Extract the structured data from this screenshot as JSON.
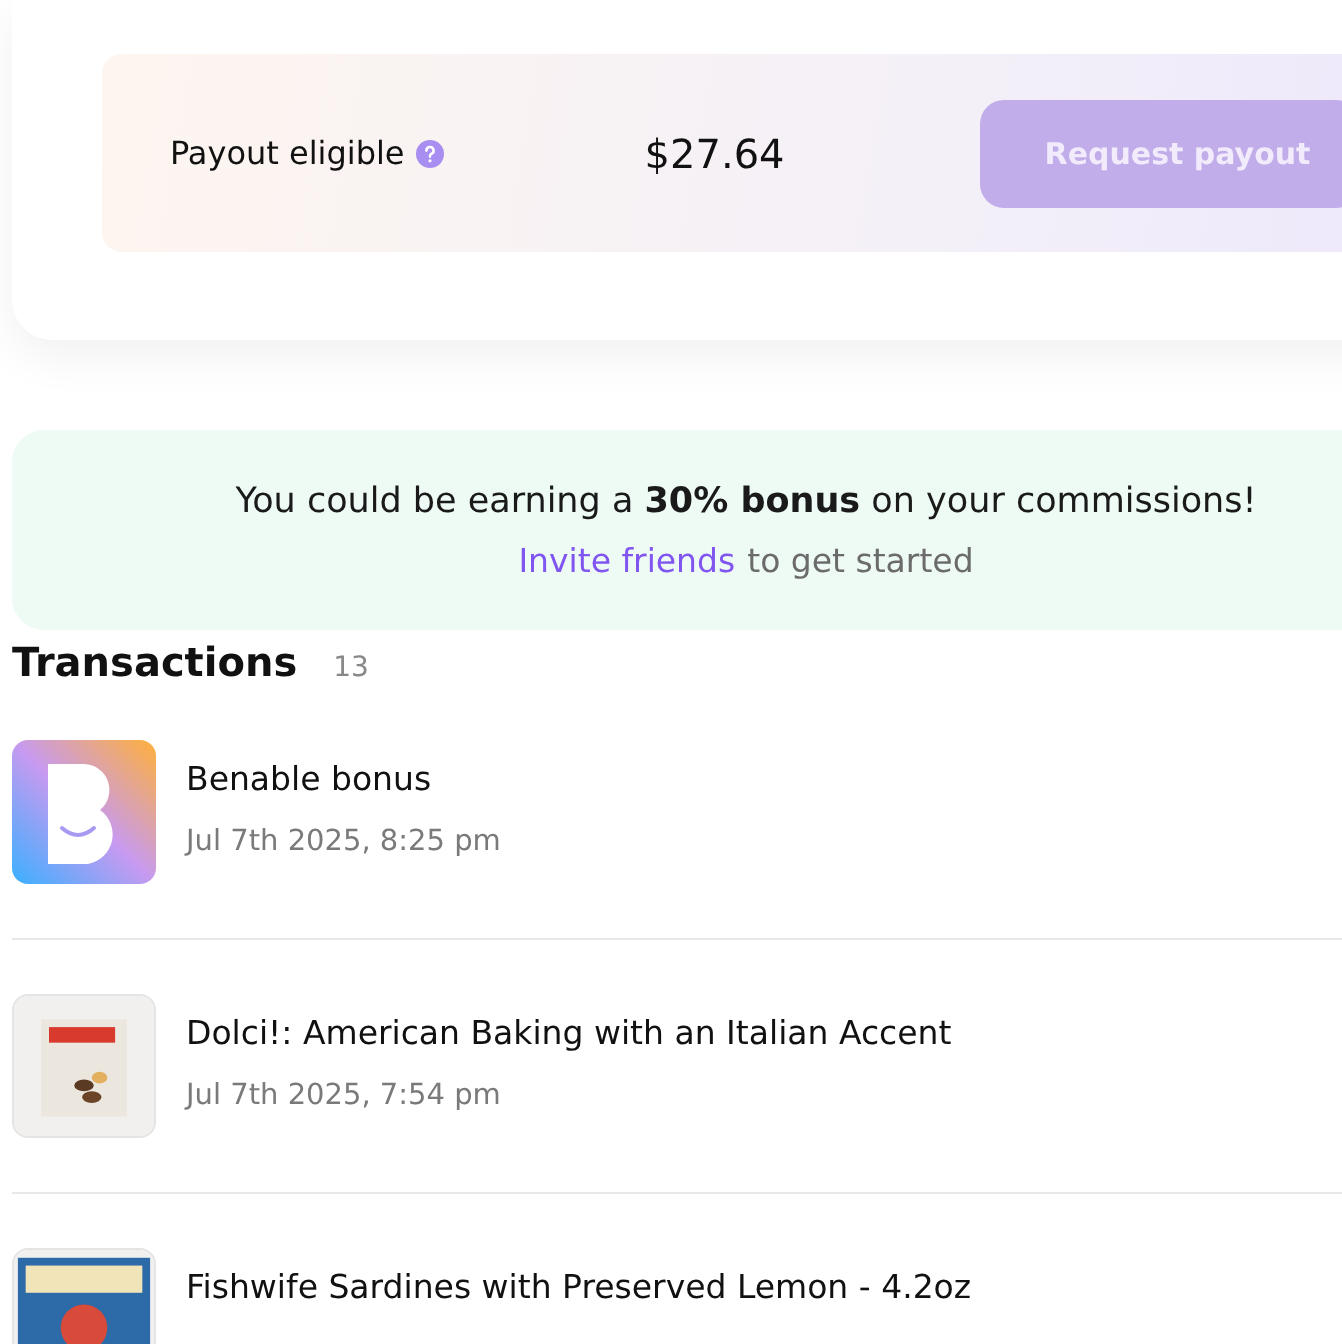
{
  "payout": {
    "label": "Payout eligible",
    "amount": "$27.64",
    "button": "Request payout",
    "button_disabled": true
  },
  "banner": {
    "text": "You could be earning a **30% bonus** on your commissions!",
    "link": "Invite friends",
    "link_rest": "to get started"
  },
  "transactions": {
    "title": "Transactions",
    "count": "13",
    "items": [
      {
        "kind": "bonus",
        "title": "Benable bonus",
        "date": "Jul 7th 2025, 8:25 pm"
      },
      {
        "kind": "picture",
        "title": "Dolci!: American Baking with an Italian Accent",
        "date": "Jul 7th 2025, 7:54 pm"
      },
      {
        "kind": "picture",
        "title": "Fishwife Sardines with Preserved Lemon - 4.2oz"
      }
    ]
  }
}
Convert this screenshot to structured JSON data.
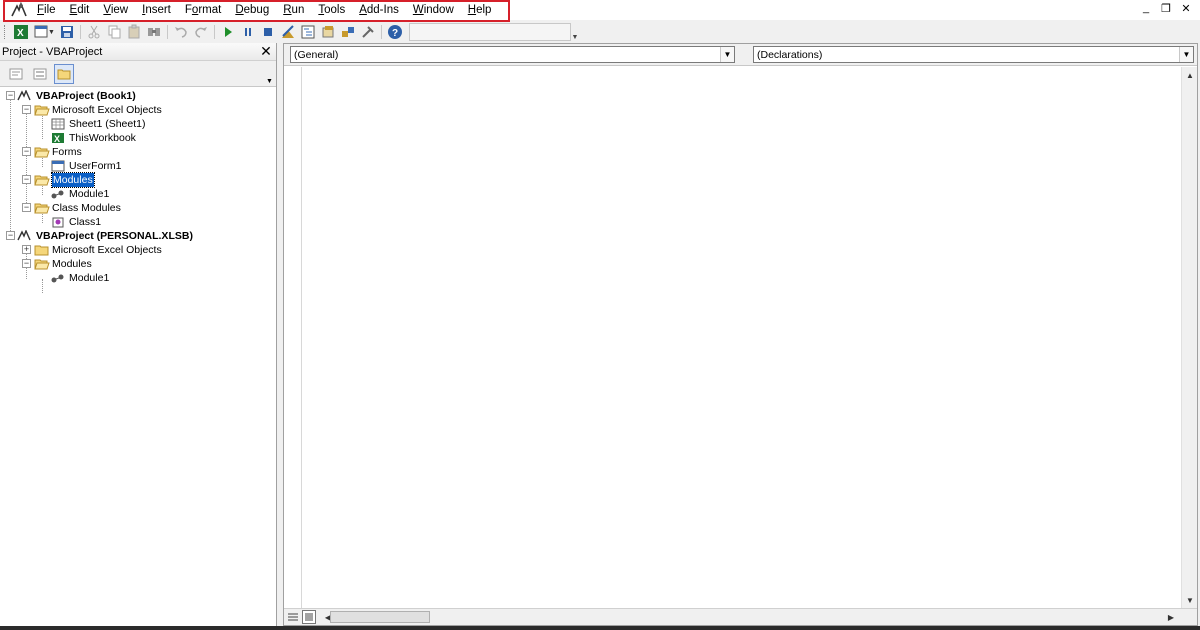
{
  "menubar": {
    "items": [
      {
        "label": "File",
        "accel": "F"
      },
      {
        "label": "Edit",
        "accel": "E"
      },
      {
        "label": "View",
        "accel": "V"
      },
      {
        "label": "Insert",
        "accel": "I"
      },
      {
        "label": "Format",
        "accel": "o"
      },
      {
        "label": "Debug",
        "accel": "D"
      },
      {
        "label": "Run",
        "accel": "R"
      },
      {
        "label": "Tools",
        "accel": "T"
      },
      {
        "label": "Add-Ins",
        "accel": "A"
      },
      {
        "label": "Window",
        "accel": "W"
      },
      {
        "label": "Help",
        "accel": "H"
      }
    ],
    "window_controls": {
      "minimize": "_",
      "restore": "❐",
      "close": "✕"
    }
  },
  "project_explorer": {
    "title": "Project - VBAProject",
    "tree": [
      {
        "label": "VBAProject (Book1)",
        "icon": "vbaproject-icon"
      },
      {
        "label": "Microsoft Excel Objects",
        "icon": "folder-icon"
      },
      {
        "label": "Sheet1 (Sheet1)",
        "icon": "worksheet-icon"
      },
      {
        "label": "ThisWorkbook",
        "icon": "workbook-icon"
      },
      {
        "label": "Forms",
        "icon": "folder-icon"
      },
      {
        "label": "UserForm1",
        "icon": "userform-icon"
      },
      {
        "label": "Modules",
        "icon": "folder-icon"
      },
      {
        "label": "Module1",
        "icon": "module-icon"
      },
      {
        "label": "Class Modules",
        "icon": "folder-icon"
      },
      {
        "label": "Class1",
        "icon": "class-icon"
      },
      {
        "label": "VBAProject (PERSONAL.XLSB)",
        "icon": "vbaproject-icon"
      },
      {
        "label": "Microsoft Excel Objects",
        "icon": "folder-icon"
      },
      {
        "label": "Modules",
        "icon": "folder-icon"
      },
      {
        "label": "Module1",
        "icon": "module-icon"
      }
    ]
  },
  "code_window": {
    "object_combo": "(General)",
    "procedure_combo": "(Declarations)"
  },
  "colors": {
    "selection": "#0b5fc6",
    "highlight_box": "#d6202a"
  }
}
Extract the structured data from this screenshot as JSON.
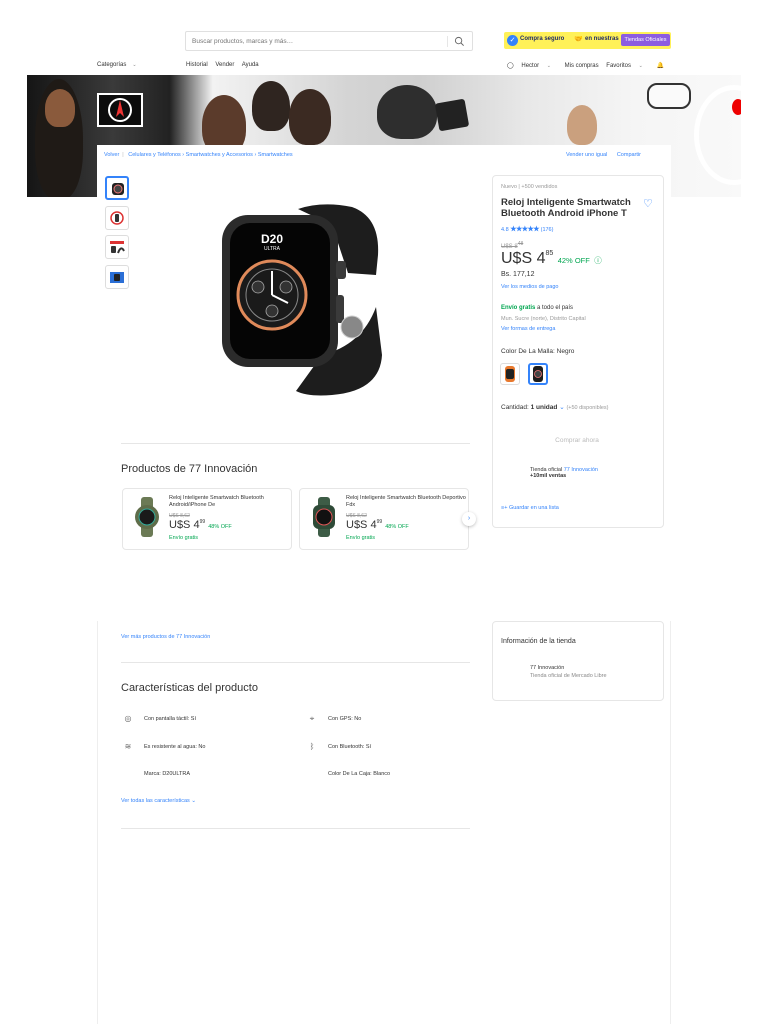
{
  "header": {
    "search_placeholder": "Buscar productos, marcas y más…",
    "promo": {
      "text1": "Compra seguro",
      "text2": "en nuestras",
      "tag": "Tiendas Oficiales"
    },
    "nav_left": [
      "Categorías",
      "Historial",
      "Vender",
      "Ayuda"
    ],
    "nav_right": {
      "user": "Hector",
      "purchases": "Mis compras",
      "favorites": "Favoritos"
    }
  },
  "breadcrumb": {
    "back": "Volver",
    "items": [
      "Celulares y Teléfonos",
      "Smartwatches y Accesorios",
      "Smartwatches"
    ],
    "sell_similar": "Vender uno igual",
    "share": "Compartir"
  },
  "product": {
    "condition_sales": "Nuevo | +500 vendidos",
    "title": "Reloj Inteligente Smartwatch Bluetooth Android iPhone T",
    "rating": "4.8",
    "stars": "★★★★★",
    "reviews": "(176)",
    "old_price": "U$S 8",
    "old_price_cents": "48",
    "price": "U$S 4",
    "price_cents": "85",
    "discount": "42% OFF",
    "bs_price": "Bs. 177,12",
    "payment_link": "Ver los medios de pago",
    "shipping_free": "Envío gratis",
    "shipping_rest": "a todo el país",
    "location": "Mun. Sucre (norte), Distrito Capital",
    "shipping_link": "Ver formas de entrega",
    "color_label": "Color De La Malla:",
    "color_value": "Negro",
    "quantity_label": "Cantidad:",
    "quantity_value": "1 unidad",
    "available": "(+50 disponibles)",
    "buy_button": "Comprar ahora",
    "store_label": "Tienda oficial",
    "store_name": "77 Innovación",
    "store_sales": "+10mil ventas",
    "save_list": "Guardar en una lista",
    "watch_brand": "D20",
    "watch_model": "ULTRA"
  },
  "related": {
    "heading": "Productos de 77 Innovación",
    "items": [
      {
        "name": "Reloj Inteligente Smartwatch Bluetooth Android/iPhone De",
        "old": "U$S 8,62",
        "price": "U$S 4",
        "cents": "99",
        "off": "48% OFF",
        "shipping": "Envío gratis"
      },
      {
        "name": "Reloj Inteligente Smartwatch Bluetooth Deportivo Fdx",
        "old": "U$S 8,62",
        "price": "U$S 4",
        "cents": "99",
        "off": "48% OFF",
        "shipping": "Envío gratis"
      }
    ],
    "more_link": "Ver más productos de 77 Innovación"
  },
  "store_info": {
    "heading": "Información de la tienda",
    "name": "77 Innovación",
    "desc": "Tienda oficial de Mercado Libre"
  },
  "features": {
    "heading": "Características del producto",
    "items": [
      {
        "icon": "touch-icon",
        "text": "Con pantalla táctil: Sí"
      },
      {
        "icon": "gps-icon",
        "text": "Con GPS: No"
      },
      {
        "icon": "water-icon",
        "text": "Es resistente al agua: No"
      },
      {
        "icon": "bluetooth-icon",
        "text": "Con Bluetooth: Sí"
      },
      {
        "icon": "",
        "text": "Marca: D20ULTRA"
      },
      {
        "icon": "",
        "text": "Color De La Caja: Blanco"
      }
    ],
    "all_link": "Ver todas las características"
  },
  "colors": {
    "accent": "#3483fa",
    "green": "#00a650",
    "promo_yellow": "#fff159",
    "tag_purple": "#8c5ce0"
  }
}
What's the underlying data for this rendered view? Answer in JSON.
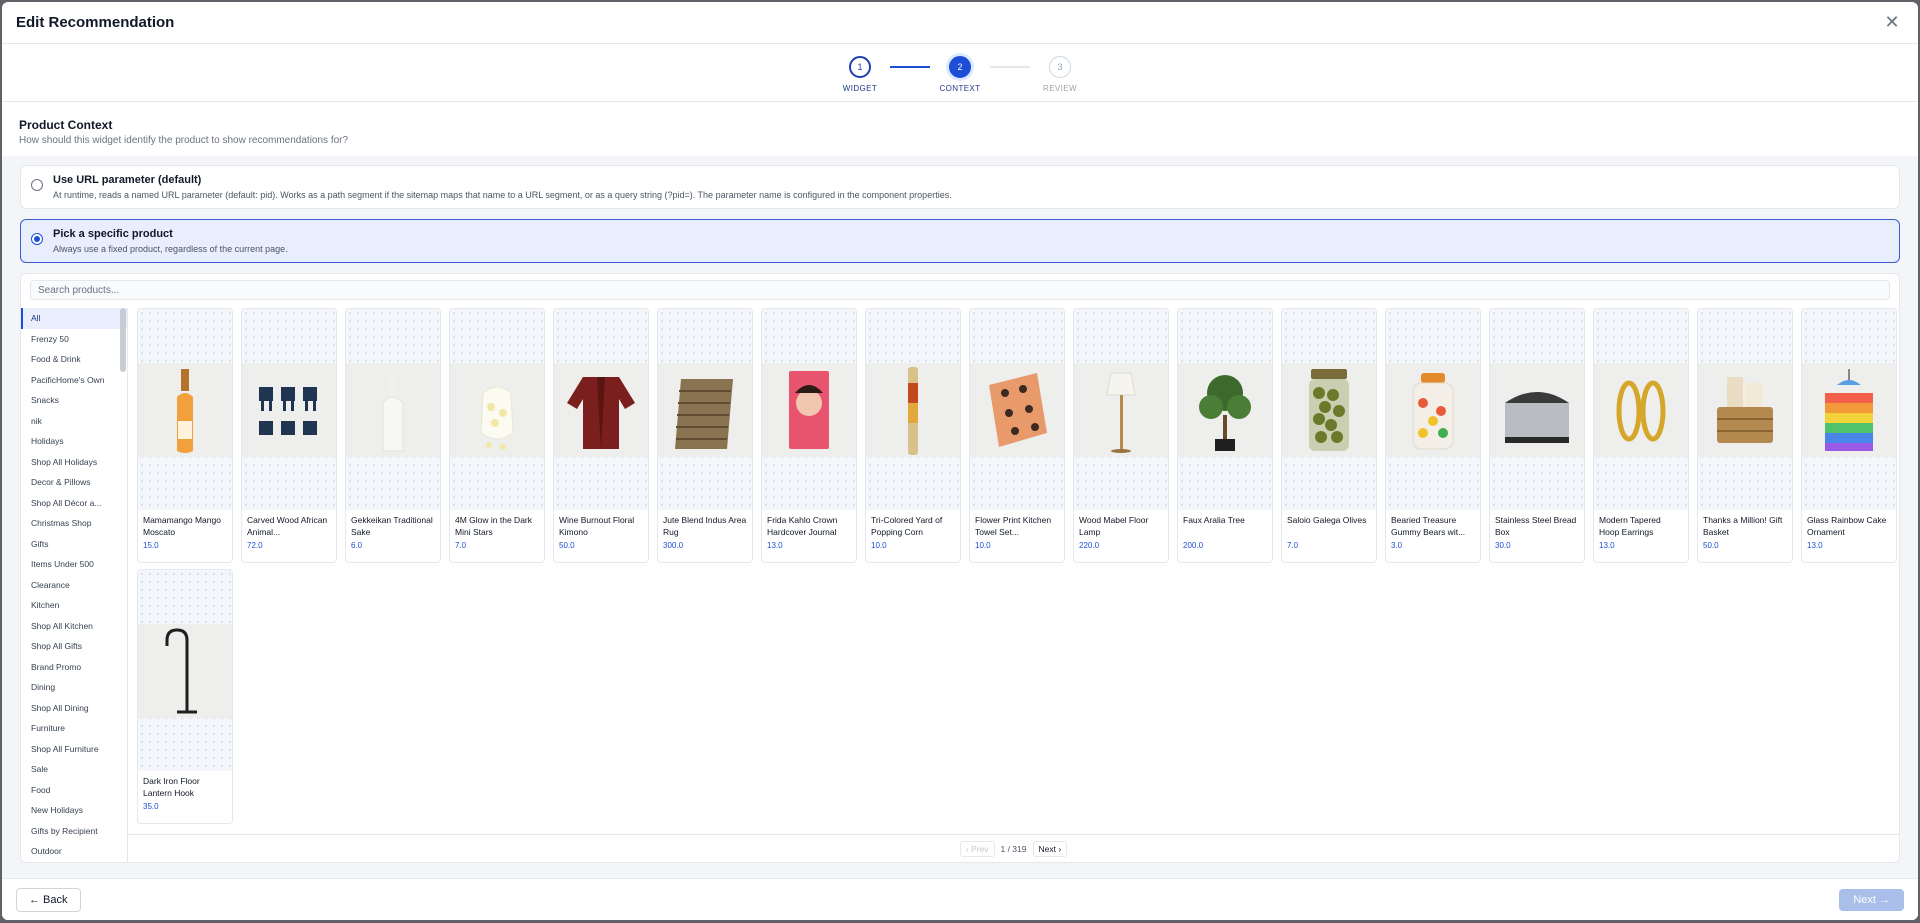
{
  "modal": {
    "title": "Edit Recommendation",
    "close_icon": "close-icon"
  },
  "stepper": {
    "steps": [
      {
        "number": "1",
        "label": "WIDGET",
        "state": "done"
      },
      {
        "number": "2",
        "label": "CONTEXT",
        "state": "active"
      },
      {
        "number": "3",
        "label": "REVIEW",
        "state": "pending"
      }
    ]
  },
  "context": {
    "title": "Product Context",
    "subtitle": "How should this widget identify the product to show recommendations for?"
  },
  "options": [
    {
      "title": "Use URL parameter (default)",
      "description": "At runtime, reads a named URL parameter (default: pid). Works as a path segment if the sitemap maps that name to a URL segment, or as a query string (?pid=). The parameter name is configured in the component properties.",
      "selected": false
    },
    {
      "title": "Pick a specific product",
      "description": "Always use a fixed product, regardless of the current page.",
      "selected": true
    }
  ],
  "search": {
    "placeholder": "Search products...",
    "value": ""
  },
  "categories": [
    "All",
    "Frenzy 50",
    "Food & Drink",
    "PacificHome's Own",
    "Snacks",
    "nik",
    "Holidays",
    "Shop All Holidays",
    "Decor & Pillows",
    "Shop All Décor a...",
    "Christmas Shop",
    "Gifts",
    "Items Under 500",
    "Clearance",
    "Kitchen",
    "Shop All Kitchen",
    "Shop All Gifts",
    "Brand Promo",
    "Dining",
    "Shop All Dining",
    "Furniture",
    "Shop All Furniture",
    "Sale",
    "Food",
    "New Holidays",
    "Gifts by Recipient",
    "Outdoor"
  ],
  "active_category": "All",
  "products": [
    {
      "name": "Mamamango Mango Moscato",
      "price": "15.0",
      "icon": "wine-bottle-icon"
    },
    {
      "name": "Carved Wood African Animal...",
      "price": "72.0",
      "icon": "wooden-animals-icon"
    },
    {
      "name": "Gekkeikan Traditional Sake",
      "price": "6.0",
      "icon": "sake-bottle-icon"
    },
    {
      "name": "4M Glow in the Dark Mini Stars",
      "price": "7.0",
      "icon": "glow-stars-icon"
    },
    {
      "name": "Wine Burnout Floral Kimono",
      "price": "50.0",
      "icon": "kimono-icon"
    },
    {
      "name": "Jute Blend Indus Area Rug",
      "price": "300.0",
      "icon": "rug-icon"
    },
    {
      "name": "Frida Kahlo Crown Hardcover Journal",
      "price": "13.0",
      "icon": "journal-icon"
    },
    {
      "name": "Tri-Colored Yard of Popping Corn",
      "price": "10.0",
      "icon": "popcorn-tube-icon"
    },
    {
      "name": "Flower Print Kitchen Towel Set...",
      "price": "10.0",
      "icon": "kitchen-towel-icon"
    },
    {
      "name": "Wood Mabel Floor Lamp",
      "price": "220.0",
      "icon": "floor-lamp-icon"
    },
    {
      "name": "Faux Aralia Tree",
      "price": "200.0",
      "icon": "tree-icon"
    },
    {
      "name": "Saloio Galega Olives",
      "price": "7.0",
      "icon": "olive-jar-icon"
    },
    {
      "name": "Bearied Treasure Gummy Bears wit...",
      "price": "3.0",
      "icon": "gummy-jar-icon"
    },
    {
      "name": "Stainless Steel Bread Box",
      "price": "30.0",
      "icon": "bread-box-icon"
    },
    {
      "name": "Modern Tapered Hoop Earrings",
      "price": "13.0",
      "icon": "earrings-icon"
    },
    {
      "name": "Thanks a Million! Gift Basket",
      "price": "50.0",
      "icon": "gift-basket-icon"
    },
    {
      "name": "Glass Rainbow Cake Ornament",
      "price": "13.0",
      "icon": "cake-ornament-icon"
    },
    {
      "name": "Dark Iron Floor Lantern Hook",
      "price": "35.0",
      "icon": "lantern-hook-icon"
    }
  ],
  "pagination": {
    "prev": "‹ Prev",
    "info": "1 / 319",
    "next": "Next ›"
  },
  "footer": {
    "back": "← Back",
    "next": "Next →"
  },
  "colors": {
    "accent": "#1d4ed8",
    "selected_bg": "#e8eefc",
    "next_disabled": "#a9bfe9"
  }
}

════

▶ [Written request] Pick out lines containing the word "Reloj", each one as written.

▶ [Expected answer]
    "title": "Reloj Inteligente Smartwatch Bluetooth Android iPhone T",
        "name": "Reloj Inteligente Smartwatch Bluetooth Android/iPhone De",
        "name": "Reloj Inteligente Smartwatch Bluetooth Deportivo Fdx",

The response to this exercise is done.